## Problem to work on
Look through the records below, and copy out every line that holds the string "Tetap".

## Stored records
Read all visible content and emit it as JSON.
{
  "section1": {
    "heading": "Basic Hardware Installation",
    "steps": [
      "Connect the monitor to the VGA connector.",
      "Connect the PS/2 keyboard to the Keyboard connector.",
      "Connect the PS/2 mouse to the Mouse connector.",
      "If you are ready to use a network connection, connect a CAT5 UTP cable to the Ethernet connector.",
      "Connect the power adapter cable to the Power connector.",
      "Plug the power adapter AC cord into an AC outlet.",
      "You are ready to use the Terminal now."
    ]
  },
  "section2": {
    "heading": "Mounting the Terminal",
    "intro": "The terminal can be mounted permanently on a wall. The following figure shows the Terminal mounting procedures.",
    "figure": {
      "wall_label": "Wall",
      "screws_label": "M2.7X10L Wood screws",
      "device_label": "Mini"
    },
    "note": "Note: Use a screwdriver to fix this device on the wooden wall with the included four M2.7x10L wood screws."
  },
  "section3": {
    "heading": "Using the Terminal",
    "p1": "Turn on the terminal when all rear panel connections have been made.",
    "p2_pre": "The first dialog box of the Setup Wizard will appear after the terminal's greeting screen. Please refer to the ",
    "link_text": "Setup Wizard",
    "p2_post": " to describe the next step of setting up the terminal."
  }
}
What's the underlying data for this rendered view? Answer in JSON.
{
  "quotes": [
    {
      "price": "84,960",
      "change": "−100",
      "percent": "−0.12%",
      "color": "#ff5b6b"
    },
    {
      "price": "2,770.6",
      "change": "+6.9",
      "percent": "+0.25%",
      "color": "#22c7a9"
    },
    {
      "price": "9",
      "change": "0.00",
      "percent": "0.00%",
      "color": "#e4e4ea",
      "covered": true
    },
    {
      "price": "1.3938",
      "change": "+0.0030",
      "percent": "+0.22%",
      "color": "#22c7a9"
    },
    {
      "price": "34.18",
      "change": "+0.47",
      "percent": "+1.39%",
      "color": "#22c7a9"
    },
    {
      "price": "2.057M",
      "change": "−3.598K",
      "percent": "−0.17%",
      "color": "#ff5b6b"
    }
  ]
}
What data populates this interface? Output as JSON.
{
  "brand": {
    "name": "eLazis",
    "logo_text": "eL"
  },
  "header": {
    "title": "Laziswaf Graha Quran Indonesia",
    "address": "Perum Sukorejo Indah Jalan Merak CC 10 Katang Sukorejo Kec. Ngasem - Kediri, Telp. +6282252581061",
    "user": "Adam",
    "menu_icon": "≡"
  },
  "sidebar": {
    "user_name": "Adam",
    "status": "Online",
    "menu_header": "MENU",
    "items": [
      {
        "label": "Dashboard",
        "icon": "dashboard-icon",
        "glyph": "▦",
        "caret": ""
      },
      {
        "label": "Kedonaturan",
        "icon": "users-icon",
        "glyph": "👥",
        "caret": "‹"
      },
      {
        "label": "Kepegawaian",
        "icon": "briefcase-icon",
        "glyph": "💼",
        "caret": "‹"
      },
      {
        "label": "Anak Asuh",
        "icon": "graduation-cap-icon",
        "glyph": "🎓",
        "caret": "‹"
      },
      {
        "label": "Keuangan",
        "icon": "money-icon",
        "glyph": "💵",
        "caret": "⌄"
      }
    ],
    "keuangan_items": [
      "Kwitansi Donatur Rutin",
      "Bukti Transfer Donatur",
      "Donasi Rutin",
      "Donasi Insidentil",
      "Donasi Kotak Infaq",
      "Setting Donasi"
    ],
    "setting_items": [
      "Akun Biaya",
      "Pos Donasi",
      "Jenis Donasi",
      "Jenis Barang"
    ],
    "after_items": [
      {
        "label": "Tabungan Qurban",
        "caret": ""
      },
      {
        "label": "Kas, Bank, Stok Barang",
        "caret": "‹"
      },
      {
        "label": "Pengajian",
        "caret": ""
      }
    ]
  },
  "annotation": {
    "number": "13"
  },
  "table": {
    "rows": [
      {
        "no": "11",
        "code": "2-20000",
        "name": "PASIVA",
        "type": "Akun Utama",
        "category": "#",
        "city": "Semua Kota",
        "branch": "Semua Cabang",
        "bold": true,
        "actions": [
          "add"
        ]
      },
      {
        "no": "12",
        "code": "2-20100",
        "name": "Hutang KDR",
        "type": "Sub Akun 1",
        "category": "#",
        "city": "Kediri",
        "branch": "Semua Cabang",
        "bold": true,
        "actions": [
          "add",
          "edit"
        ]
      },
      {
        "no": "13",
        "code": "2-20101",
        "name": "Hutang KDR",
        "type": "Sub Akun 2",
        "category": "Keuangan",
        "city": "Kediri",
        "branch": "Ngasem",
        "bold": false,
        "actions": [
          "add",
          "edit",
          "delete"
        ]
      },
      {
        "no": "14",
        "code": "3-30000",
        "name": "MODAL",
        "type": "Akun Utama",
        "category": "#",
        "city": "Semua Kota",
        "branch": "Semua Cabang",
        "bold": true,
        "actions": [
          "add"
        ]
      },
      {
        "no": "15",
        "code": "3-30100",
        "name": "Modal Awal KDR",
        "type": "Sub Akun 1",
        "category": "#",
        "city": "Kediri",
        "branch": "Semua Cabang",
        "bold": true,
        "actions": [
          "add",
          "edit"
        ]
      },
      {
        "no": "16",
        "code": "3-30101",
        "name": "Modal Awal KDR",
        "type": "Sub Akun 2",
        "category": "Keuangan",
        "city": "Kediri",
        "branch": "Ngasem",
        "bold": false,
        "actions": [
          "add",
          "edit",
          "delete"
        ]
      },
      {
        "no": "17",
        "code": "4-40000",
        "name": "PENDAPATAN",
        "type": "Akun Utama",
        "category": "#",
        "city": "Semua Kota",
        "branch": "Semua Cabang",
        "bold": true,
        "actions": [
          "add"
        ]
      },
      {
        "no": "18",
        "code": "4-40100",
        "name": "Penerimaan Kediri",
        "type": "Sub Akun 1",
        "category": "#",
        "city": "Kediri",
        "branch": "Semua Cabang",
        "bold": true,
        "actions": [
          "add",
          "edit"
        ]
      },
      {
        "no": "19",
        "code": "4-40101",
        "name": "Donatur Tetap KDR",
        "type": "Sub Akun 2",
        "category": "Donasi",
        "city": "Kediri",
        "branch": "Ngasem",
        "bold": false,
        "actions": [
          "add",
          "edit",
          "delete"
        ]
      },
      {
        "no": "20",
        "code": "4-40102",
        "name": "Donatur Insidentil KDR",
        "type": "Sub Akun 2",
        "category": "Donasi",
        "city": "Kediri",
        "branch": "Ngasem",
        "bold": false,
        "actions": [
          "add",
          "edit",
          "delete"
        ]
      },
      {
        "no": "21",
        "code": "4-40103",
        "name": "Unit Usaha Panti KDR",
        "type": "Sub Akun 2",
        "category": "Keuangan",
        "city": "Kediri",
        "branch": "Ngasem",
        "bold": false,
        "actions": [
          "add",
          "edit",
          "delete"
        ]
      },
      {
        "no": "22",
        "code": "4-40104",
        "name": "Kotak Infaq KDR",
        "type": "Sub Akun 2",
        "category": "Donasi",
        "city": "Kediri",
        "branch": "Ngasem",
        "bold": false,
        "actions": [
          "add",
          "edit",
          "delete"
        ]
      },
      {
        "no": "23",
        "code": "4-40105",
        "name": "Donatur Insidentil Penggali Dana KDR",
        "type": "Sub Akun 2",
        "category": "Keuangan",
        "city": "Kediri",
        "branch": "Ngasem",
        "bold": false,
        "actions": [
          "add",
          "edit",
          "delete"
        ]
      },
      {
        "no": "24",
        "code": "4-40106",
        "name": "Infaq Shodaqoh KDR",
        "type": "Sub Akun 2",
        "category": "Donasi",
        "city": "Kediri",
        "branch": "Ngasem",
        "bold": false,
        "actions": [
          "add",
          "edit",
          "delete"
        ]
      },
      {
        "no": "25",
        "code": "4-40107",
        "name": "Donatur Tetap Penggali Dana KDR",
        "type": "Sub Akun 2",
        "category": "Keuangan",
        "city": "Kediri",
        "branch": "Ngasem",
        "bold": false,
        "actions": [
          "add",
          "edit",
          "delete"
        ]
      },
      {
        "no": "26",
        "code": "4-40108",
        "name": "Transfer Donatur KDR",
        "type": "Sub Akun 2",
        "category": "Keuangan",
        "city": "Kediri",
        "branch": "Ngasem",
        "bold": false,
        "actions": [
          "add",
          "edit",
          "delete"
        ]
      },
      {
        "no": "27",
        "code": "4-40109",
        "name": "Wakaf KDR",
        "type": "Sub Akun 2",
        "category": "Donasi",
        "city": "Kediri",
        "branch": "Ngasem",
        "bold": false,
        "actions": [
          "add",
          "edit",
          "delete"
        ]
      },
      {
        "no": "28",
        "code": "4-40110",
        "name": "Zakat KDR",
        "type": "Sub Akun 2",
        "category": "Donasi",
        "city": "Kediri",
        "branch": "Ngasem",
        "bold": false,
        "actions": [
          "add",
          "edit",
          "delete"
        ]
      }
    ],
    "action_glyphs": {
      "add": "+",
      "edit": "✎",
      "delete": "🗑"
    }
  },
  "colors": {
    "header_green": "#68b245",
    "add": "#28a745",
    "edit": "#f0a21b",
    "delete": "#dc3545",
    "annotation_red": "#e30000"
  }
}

## Result
        "name": "Donatur Tetap KDR",
        "name": "Donatur Tetap Penggali Dana KDR",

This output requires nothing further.